Exercise brief
Report every line from the material that contains the word "oder".

Entries shown
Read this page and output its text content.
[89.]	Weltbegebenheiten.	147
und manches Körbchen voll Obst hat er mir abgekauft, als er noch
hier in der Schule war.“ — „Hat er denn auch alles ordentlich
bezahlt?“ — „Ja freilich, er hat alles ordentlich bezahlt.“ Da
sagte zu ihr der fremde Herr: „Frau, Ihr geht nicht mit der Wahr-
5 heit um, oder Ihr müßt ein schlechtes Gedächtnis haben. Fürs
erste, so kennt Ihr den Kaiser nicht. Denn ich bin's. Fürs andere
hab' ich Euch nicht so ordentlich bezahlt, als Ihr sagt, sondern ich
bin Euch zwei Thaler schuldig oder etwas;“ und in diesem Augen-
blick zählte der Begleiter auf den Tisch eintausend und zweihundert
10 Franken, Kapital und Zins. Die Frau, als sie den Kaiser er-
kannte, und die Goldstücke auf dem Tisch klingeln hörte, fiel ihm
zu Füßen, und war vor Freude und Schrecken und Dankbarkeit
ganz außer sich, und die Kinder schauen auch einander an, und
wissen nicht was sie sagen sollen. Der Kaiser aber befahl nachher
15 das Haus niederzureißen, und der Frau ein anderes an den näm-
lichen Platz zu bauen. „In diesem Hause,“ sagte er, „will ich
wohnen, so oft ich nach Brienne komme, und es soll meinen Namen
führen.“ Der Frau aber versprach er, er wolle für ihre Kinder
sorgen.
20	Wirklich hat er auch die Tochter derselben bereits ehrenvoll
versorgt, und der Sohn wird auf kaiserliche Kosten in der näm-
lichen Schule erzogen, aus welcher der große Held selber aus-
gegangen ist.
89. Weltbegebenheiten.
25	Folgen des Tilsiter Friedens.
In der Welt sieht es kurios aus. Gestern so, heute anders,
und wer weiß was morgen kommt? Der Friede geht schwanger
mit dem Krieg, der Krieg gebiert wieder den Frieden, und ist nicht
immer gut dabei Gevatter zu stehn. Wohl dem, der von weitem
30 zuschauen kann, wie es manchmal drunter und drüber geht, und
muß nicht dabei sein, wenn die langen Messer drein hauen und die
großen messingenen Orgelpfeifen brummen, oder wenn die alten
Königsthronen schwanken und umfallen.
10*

Task response
5 heit um, oder Ihr müßt ein schlechtes Gedächtnis haben. Fürs
bin Euch zwei Thaler schuldig oder etwas;“ und in diesem Augen-
großen messingenen Orgelpfeifen brummen, oder wenn die alten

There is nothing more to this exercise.